(Collection entries)
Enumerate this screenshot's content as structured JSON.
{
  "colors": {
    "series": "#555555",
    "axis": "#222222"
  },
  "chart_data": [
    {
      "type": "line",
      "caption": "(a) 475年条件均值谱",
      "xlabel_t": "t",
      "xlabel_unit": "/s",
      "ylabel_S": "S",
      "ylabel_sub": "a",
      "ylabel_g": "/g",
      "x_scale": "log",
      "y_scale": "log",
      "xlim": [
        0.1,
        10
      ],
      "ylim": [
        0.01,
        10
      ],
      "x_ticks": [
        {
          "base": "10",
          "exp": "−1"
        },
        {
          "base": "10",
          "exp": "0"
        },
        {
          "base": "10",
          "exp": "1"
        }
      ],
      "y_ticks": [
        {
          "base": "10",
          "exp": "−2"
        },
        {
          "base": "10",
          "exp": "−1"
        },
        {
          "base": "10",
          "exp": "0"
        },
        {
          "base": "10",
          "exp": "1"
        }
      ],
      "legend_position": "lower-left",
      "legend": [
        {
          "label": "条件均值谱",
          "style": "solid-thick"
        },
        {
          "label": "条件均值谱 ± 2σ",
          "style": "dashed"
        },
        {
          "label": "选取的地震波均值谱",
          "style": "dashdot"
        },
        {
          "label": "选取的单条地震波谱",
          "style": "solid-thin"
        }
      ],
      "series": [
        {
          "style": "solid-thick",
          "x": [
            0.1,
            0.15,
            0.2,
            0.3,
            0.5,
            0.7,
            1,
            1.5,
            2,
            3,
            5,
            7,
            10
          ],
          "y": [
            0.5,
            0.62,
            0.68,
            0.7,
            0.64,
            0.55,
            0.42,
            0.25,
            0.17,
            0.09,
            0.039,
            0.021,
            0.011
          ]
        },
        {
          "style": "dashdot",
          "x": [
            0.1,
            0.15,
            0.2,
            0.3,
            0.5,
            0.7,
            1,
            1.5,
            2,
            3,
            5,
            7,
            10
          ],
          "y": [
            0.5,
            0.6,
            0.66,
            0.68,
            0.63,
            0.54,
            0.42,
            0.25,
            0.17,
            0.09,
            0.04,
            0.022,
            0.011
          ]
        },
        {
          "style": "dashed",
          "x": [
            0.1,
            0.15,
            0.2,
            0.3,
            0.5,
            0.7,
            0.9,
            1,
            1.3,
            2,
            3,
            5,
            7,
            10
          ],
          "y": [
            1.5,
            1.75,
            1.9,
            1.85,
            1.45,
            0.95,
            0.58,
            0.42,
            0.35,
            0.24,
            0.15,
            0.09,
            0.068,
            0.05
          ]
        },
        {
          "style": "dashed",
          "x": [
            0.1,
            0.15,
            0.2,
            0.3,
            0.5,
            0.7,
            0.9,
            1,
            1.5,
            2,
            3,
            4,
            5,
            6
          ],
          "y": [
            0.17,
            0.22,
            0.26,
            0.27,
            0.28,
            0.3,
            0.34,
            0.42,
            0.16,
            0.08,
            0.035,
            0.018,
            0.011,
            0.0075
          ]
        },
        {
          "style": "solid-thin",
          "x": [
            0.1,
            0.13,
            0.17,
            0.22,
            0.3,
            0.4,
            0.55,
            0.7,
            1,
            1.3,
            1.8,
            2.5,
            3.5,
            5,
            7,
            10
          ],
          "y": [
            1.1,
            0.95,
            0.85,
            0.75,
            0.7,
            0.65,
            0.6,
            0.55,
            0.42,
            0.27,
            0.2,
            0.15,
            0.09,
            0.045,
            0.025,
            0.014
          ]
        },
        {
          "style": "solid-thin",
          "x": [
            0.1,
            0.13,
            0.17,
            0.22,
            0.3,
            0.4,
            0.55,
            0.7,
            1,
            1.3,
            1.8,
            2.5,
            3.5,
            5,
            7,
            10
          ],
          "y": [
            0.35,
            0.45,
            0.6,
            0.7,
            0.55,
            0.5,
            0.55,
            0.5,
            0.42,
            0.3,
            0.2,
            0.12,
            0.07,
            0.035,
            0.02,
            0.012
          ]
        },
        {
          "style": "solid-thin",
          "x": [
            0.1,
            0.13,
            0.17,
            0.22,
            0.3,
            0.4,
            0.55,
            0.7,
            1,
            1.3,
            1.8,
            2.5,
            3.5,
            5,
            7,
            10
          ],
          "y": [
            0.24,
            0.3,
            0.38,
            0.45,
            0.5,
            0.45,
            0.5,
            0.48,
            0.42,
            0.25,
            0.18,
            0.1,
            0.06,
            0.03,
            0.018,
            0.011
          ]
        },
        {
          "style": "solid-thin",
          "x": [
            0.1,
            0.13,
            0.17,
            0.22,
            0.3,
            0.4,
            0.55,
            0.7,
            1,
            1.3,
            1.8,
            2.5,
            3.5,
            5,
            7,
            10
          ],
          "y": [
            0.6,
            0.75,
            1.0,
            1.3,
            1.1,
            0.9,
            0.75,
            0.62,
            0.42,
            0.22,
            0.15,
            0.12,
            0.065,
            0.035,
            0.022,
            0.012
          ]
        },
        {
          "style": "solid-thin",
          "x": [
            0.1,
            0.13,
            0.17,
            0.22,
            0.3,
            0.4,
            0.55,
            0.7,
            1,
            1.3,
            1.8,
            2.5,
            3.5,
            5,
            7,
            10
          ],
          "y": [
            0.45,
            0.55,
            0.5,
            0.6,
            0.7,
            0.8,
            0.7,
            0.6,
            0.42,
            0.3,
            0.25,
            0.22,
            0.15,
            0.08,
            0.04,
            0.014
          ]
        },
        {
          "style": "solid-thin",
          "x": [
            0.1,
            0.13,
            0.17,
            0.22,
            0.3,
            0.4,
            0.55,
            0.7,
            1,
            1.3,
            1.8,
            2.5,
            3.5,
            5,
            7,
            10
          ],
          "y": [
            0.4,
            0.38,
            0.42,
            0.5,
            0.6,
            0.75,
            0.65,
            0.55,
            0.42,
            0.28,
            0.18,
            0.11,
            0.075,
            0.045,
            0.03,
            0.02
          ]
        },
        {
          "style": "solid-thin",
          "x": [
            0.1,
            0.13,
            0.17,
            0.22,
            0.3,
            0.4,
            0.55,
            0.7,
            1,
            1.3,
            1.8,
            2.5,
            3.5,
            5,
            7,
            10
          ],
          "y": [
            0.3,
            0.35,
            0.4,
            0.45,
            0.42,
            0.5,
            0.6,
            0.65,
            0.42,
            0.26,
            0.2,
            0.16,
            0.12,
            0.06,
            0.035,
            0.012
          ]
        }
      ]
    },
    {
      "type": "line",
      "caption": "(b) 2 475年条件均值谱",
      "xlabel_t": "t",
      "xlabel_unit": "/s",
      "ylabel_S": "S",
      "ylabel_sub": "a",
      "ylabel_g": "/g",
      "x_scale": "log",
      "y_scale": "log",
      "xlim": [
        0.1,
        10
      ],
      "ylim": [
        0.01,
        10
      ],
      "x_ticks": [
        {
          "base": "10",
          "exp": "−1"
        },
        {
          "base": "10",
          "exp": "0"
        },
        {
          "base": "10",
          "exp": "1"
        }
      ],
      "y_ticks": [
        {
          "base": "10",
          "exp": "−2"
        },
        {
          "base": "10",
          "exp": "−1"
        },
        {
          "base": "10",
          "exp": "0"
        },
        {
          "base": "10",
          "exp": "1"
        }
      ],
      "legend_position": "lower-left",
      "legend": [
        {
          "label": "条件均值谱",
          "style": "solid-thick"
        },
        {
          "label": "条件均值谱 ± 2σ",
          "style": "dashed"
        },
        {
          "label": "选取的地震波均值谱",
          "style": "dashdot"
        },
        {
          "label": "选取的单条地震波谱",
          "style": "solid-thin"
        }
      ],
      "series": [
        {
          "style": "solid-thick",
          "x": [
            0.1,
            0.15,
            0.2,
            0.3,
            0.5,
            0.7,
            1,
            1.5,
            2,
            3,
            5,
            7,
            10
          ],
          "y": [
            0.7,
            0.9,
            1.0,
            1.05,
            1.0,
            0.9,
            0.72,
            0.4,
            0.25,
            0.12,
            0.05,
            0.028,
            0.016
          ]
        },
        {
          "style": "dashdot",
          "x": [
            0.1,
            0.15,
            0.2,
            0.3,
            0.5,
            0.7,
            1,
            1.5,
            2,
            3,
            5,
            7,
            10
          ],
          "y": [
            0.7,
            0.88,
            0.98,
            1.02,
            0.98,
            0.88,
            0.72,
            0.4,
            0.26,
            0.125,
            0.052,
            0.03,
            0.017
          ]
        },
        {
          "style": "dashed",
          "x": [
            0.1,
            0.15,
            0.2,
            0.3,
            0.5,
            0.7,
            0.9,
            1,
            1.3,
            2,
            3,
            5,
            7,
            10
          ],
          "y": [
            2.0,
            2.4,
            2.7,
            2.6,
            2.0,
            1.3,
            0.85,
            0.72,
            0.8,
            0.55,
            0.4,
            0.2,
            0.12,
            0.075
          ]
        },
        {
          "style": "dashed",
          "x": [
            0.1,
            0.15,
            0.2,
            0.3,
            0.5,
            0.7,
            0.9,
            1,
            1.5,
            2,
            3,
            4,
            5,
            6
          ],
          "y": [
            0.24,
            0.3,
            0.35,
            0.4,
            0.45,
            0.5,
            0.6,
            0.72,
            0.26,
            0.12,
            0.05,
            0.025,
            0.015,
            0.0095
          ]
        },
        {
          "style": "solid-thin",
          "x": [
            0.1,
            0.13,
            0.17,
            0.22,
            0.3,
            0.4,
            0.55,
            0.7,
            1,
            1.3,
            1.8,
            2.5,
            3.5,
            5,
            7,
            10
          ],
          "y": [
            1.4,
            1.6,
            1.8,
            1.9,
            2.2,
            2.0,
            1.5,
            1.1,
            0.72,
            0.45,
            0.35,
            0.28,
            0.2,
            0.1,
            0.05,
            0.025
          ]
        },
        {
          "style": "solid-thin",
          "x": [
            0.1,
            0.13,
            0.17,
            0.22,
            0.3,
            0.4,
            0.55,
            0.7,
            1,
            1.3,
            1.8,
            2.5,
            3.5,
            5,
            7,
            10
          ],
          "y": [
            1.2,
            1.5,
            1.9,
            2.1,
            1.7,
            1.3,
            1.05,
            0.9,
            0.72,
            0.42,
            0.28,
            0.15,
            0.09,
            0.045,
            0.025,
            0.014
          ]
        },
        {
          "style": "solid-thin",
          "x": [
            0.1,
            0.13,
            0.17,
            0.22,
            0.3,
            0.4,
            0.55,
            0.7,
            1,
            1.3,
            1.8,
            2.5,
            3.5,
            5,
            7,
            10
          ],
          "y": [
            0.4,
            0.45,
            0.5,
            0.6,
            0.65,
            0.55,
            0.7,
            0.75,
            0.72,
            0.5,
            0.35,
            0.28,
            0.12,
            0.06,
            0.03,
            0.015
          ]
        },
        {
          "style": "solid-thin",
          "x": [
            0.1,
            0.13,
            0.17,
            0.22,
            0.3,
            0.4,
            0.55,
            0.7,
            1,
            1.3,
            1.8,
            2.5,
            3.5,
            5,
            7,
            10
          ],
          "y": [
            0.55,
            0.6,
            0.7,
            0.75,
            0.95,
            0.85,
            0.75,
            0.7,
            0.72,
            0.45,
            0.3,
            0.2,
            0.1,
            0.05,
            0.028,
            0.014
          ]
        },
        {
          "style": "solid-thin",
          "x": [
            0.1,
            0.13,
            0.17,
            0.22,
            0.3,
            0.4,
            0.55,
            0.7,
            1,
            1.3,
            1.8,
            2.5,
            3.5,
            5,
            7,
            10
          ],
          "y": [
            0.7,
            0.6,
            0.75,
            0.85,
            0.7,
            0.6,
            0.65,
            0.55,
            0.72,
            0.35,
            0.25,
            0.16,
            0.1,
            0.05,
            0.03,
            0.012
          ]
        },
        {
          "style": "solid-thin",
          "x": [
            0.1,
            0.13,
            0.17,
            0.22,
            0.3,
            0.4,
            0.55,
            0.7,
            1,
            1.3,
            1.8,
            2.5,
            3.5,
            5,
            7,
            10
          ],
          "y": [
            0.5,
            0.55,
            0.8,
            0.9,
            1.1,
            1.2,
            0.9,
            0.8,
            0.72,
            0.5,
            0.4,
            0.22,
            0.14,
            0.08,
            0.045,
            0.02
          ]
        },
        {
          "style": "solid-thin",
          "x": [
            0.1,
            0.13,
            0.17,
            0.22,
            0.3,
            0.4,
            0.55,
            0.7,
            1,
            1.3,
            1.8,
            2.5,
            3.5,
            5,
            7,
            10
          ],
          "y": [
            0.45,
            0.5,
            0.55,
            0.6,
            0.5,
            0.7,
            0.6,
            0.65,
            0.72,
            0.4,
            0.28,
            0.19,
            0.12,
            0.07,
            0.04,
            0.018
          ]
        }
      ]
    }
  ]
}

GOAL
Search the data for "caption" and list every line in which it occurs.

WORKED ANSWER
      "caption": "(a) 475年条件均值谱",
      "caption": "(b) 2 475年条件均值谱",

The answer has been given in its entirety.